[[ Passage to read open ]]
Passkeys are an authentication technology that logs a user into a website without using a username and password. Instead, passkeys log a person in using their already-authenticated personal device and a pair of cryptographic keys. Since passkeys use the same fingerprint, facial scan, or PIN the user unlocks their device with, they make logging into a website faster, easier, and more secure.
When someone first creates a passkey for an account, their device generates two cryptographic keys — one private key stored on their device, and one public key stored on the server of the website or service for the account. When they attempt to sign in, the server and the user's device do not exchange keys; instead, the server sends a mathematical challenge to the user's device, which solves it by combining an algorithm and the private key. The device sends that solution back to the server, which validates it using the public key. Neither the server nor the user's device ever possesses both keys.
By removing usernames and passwords from the process, passkeys can prevent several types of security problems. First and foremost, there are no usernames and passwords to steal — no weak passwords to guess, and no credentials vulnerable to a phishing scam. If a website's server is compromised, it only knows the public key. If a user's device is stolen, a passkey login still requires a biometric scan or PIN entry before granting access.
NOTE: Using a passkey to log in to a website or service requires the support of the device's operating system and web browser. The passkey standard is a collaboration between Apple, Google, Microsoft, the FIDO alliance, and the WWW Consortium. This group is working together to include support for passkeys in their software and hardware devices.
[[ Passage to read closed ]]
Questions to answer:
**1.** Duplicate part of the passkeys text: begin at the words "NOTE: Using a" and stop after "and hardware devices.".
**2.** In the passkeys text, what does a compromised website server know?
[[ Listed entries open ]]
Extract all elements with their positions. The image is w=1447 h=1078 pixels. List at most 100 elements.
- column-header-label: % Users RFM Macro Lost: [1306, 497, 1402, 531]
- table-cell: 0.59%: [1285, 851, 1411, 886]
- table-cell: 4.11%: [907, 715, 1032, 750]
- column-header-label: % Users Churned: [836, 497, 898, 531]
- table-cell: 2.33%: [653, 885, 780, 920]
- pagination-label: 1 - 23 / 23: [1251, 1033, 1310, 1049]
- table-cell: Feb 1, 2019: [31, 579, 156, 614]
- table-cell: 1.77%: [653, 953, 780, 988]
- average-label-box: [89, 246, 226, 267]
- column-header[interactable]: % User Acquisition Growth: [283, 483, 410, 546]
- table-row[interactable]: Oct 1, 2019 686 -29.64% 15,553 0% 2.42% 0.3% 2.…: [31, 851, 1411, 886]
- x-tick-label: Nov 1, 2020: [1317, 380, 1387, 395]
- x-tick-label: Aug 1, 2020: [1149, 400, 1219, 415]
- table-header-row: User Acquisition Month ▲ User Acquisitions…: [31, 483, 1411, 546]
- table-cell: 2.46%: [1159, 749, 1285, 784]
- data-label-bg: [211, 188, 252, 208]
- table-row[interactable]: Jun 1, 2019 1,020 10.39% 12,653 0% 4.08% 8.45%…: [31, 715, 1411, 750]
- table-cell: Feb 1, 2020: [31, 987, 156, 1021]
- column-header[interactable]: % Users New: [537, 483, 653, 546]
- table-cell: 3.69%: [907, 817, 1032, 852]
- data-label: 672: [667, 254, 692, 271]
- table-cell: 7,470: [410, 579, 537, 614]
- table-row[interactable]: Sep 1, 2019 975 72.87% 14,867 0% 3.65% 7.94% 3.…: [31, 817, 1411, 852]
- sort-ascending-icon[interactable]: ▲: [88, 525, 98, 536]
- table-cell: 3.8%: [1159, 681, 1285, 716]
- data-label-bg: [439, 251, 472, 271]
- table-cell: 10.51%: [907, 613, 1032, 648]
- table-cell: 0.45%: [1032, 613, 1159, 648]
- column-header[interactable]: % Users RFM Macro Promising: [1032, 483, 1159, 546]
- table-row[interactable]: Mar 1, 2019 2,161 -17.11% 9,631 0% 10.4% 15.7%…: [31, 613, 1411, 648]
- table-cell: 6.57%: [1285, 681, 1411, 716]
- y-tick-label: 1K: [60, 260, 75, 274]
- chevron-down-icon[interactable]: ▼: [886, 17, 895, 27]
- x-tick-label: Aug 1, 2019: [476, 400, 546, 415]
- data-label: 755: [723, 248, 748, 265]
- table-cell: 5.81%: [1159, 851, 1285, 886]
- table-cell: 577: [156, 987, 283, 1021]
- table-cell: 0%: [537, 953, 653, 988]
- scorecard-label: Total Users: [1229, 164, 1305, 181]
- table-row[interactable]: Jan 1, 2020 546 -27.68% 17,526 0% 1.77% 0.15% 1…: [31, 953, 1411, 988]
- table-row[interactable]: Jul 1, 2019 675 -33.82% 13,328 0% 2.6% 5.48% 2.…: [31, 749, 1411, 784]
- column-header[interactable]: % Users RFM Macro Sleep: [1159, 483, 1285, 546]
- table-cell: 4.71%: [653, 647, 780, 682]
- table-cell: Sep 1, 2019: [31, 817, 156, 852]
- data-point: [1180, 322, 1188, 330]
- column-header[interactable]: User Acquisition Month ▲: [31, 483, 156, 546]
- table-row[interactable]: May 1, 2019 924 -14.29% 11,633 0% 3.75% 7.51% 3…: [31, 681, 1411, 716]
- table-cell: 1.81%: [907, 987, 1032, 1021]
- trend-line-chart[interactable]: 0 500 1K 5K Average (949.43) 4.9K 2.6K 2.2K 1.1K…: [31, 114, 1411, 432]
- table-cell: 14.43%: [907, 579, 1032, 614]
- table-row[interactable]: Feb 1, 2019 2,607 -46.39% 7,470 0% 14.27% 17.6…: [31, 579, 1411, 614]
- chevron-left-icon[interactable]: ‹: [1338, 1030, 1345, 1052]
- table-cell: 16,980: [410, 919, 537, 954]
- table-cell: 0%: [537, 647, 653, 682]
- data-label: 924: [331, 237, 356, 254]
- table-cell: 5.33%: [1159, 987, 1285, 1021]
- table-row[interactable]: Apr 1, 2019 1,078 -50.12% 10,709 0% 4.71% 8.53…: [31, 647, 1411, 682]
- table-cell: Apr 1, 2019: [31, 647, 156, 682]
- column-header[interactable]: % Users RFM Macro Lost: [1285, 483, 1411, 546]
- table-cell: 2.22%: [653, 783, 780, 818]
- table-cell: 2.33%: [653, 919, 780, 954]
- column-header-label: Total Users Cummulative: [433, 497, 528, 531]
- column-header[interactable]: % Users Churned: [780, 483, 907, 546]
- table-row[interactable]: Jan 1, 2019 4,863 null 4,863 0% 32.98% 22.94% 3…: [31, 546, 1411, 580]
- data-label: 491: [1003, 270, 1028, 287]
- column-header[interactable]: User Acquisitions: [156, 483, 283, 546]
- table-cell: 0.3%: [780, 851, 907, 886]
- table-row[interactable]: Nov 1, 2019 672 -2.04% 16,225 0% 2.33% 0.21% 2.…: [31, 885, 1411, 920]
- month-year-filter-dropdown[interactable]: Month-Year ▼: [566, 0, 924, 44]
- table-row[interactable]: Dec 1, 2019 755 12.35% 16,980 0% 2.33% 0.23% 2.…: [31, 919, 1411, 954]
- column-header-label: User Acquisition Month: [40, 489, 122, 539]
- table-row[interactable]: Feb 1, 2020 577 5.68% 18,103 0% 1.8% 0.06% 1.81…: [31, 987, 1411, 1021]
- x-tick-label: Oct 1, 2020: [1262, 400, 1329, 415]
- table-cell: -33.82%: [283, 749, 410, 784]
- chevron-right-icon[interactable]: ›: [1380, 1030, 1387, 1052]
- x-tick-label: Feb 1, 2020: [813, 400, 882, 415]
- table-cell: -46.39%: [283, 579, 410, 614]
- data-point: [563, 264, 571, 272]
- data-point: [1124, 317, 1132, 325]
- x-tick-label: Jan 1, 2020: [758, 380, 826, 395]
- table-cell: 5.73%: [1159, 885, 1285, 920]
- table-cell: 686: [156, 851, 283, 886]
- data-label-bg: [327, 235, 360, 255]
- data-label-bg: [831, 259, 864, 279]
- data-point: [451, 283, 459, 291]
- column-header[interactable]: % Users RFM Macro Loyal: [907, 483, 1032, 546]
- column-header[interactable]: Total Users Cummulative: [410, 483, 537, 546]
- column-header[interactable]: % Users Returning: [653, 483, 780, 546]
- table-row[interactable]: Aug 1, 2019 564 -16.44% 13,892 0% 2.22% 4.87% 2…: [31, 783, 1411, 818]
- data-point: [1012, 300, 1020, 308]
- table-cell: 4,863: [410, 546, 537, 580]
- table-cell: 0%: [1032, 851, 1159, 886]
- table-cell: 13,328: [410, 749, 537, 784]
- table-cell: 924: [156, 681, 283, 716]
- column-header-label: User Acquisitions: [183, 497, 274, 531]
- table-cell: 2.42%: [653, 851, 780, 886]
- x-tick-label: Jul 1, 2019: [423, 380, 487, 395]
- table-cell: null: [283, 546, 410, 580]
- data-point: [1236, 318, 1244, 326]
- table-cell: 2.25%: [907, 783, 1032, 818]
[[ Listed entries closed ]]
Set of answers:
**1.**
NOTE: Using a passkey to log in to a website or service requires the support of the device's operating system and web browser. The passkey standard is a collaboration between Apple, Google, Microsoft, the FIDO alliance, and the WWW Consortium. This group is working together to include support for passkeys in their software and hardware devices.

**2.** Only the public key.